[Task prompt]
Scan the data below for the string "shown". Show every line where it turns up.

(Stored records)

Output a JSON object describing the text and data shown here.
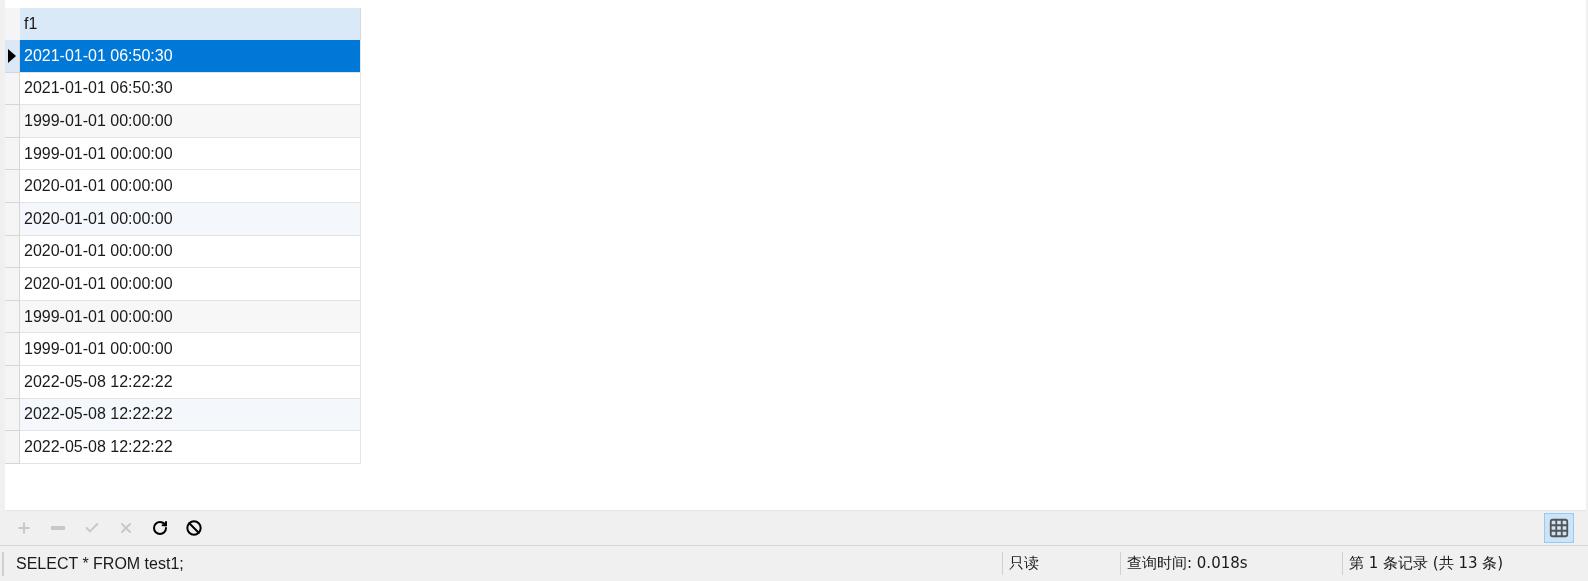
{
  "grid": {
    "columns": [
      "f1"
    ],
    "rows": [
      {
        "value": "2021-01-01 06:50:30",
        "selected": true
      },
      {
        "value": "2021-01-01 06:50:30",
        "selected": false
      },
      {
        "value": "1999-01-01 00:00:00",
        "selected": false
      },
      {
        "value": "1999-01-01 00:00:00",
        "selected": false
      },
      {
        "value": "2020-01-01 00:00:00",
        "selected": false
      },
      {
        "value": "2020-01-01 00:00:00",
        "selected": false
      },
      {
        "value": "2020-01-01 00:00:00",
        "selected": false
      },
      {
        "value": "2020-01-01 00:00:00",
        "selected": false
      },
      {
        "value": "1999-01-01 00:00:00",
        "selected": false
      },
      {
        "value": "1999-01-01 00:00:00",
        "selected": false
      },
      {
        "value": "2022-05-08 12:22:22",
        "selected": false
      },
      {
        "value": "2022-05-08 12:22:22",
        "selected": false
      },
      {
        "value": "2022-05-08 12:22:22",
        "selected": false
      }
    ]
  },
  "toolbar": {
    "buttons": [
      {
        "kind": "add",
        "disabled": true
      },
      {
        "kind": "delete",
        "disabled": true
      },
      {
        "kind": "apply",
        "disabled": true
      },
      {
        "kind": "discard",
        "disabled": true
      },
      {
        "kind": "refresh",
        "disabled": false
      },
      {
        "kind": "stop",
        "disabled": false
      }
    ],
    "grid_view": {
      "selected": true
    }
  },
  "status_bar": {
    "query": "SELECT * FROM test1;",
    "mode": "只读",
    "query_time": "查询时间: 0.018s",
    "record": "第 1 条记录 (共 13 条)"
  }
}
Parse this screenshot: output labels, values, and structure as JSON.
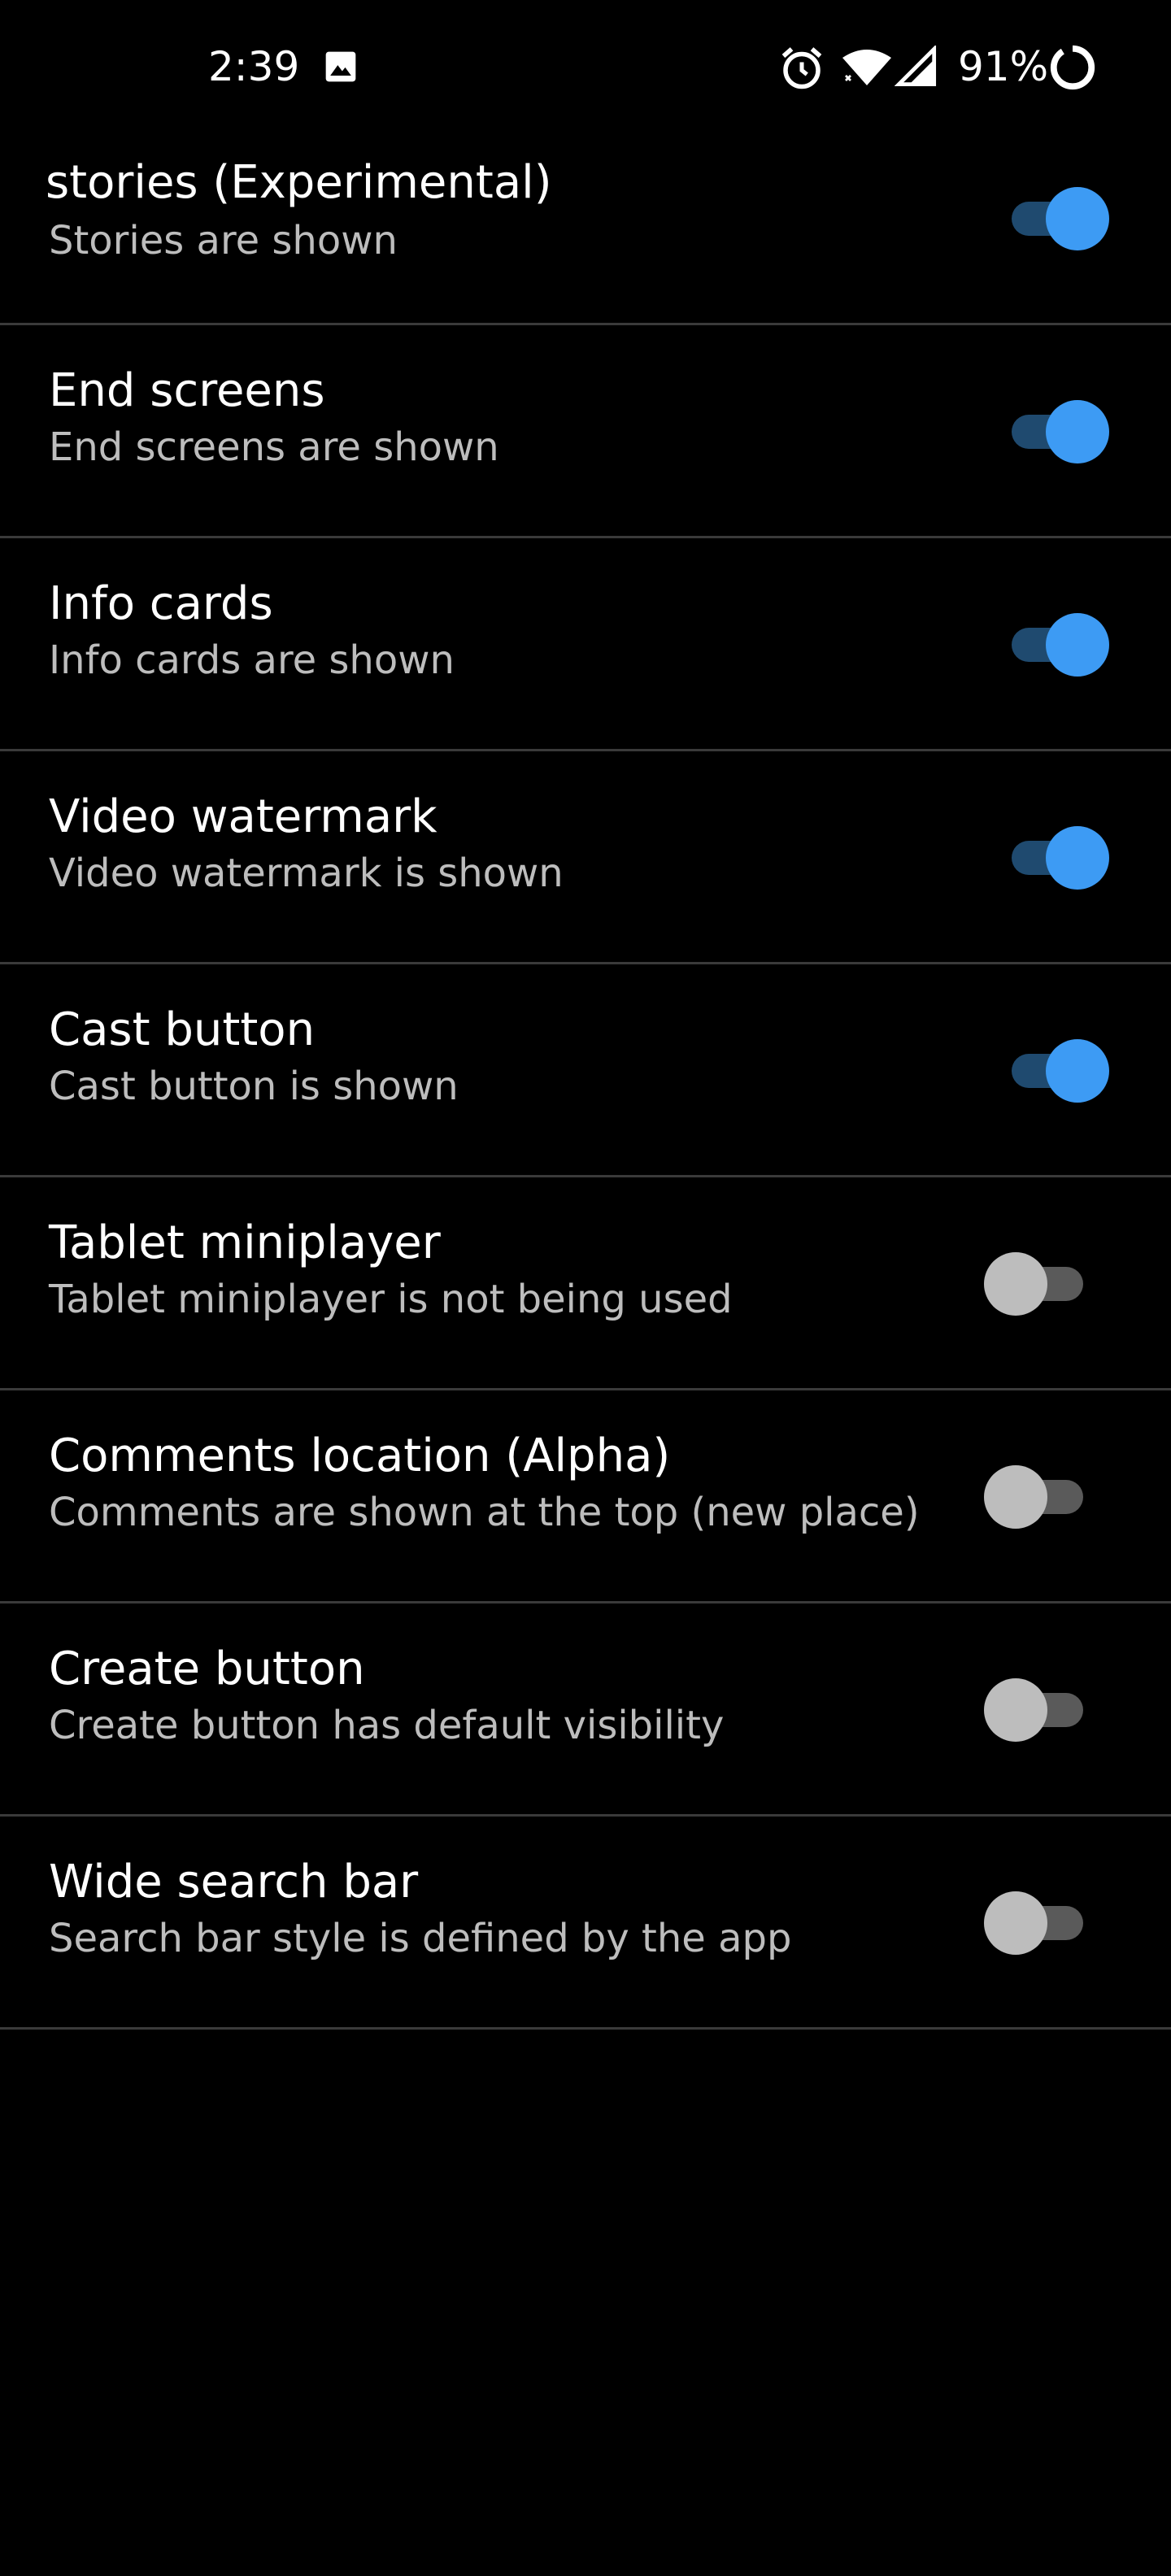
{
  "status_bar": {
    "time": "2:39",
    "battery_percent": "91%",
    "icons": [
      "gallery-icon",
      "alarm-icon",
      "wifi-icon",
      "signal-icon",
      "battery-ring-icon"
    ]
  },
  "colors": {
    "background": "#000000",
    "divider": "#3a3a3a",
    "accent": "#3d9bf4",
    "toggle_on_track": "#1f4a6f",
    "toggle_off_thumb": "#bdbdbd",
    "toggle_off_track": "#5a5a5a",
    "summary_text": "#bdbdbd"
  },
  "settings": [
    {
      "title": "stories (Experimental)",
      "summary": "Stories are shown",
      "enabled": true
    },
    {
      "title": "End screens",
      "summary": "End screens are shown",
      "enabled": true
    },
    {
      "title": "Info cards",
      "summary": "Info cards are shown",
      "enabled": true
    },
    {
      "title": "Video watermark",
      "summary": "Video watermark is shown",
      "enabled": true
    },
    {
      "title": "Cast button",
      "summary": "Cast button is shown",
      "enabled": true
    },
    {
      "title": "Tablet miniplayer",
      "summary": "Tablet miniplayer is not being used",
      "enabled": false
    },
    {
      "title": "Comments location (Alpha)",
      "summary": "Comments are shown at the top (new place)",
      "enabled": false
    },
    {
      "title": "Create button",
      "summary": "Create button has default visibility",
      "enabled": false
    },
    {
      "title": "Wide search bar",
      "summary": "Search bar style is defined by the app",
      "enabled": false
    }
  ]
}
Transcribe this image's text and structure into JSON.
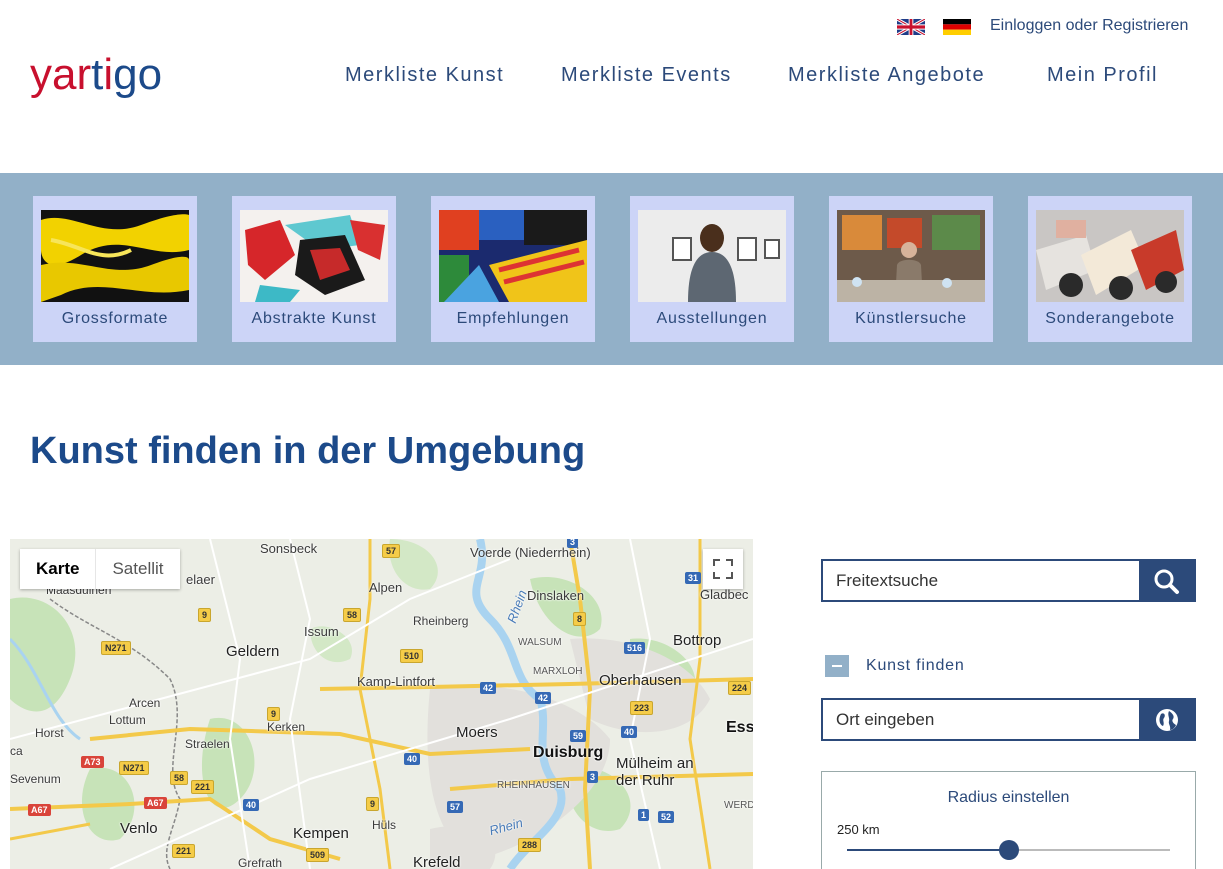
{
  "header": {
    "logo": {
      "part1": "yar",
      "part2": "t",
      "part3": "i",
      "part4": "go"
    },
    "login_label": "Einloggen oder Registrieren",
    "nav": [
      "Merkliste Kunst",
      "Merkliste Events",
      "Merkliste Angebote",
      "Mein Profil"
    ]
  },
  "categories": [
    "Grossformate",
    "Abstrakte Kunst",
    "Empfehlungen",
    "Ausstellungen",
    "Künstlersuche",
    "Sonderangebote"
  ],
  "heading": "Kunst finden in der Umgebung",
  "map": {
    "type_map": "Karte",
    "type_satellite": "Satellit",
    "places": [
      "Sonsbeck",
      "Voerde (Niederrhein)",
      "Gladbec",
      "elaer",
      "Alpen",
      "Dinslaken",
      "Maasduinen",
      "Issum",
      "Rheinberg",
      "Bottrop",
      "Geldern",
      "WALSUM",
      "MARXLOH",
      "Oberhausen",
      "Kamp-Lintfort",
      "Arcen",
      "Lottum",
      "Kerken",
      "Moers",
      "Duisburg",
      "Ess",
      "Horst",
      "Straelen",
      "Mülheim an der Ruhr",
      "Sevenum",
      "RHEINHAUSEN",
      "WERDE",
      "Venlo",
      "Hüls",
      "Kempen",
      "Grefrath",
      "Krefeld",
      "Rhein",
      "Rhein",
      "ca"
    ],
    "roads": [
      "57",
      "3",
      "31",
      "9",
      "58",
      "8",
      "516",
      "N271",
      "510",
      "42",
      "42",
      "224",
      "9",
      "223",
      "40",
      "59",
      "A73",
      "N271",
      "40",
      "3",
      "58",
      "221",
      "A67",
      "40",
      "9",
      "57",
      "1",
      "52",
      "A67",
      "221",
      "509",
      "288"
    ]
  },
  "sidebar": {
    "search_placeholder": "Freitextsuche",
    "section_label": "Kunst finden",
    "location_placeholder": "Ort eingeben",
    "radius_title": "Radius einstellen",
    "radius_value": "250 km",
    "radius_fraction": 0.5
  },
  "colors": {
    "primary": "#2c4a7a",
    "heading": "#1c4a8a",
    "band": "#92b0c8",
    "tile": "#ccd4f7",
    "logo_red": "#c8102e"
  }
}
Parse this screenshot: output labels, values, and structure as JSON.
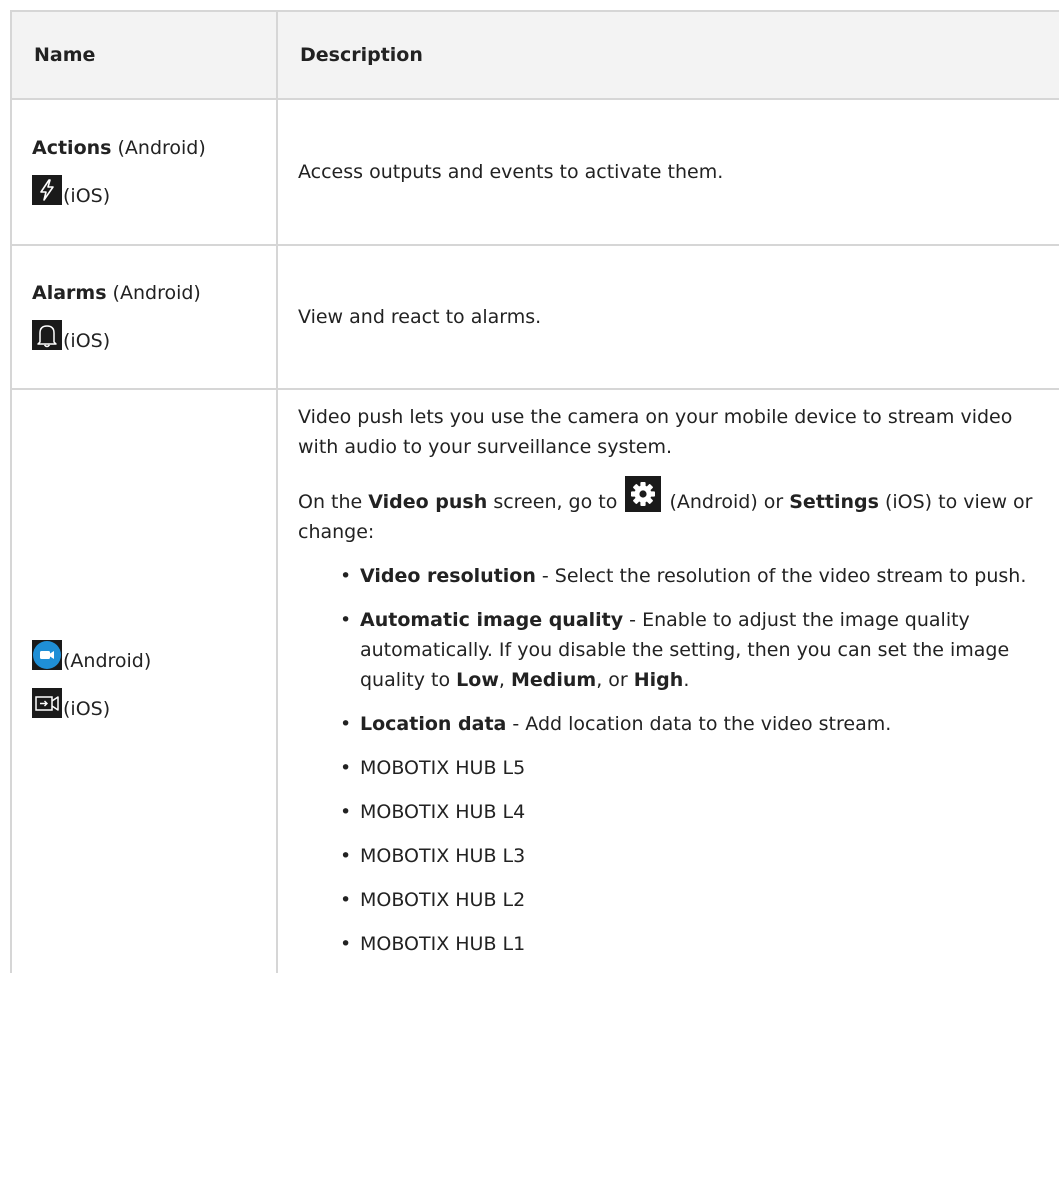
{
  "table": {
    "headers": [
      "Name",
      "Description"
    ],
    "rows": [
      {
        "name_bold": "Actions",
        "name_rest": " (Android)",
        "ios_label": "(iOS)",
        "ios_icon": "lightning-bolt-icon",
        "description": "Access outputs and events to activate them."
      },
      {
        "name_bold": "Alarms",
        "name_rest": " (Android)",
        "ios_label": "(iOS)",
        "ios_icon": "bell-icon",
        "description": "View and react to alarms."
      },
      {
        "android_icon": "video-camera-icon",
        "android_label": "(Android)",
        "ios_icon": "video-push-icon",
        "ios_label": "(iOS)",
        "intro": "Video push lets you use the camera on your mobile device to stream video with audio to your surveillance system.",
        "settings_p1": "On the ",
        "settings_b1": "Video push",
        "settings_p2": " screen, go to ",
        "settings_icon": "gear-icon",
        "settings_p3": " (Android) or ",
        "settings_b2": "Settings",
        "settings_p4": " (iOS) to view or change:",
        "bullets": [
          {
            "bold": "Video resolution",
            "text": " - Select the resolution of the video stream to push."
          },
          {
            "bold": "Automatic image quality",
            "text": " - Enable to adjust the image quality automatically. If you disable the setting, then you can set the image quality to ",
            "b_low": "Low",
            "sep1": ", ",
            "b_med": "Medium",
            "sep2": ", or ",
            "b_high": "High",
            "end": "."
          },
          {
            "bold": "Location data",
            "text": " - Add location data to the video stream."
          },
          {
            "text": "MOBOTIX HUB L5"
          },
          {
            "text": "MOBOTIX HUB L4"
          },
          {
            "text": "MOBOTIX HUB L3"
          },
          {
            "text": "MOBOTIX HUB L2"
          },
          {
            "text": "MOBOTIX HUB L1"
          }
        ]
      }
    ]
  },
  "colors": {
    "border": "#d6d6d6",
    "header_bg": "#f3f3f3",
    "camera_blue": "#1f8fd6"
  }
}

[The solution]
Output a JSON object describing the text and data shown here.
      "summary": "Stories are shown",
      "summary": "End screens are shown",
      "summary": "Info cards are shown",
      "summary": "Video watermark is shown",
      "summary": "Cast button is shown",
      "summary": "Comments are shown at the top (new place)",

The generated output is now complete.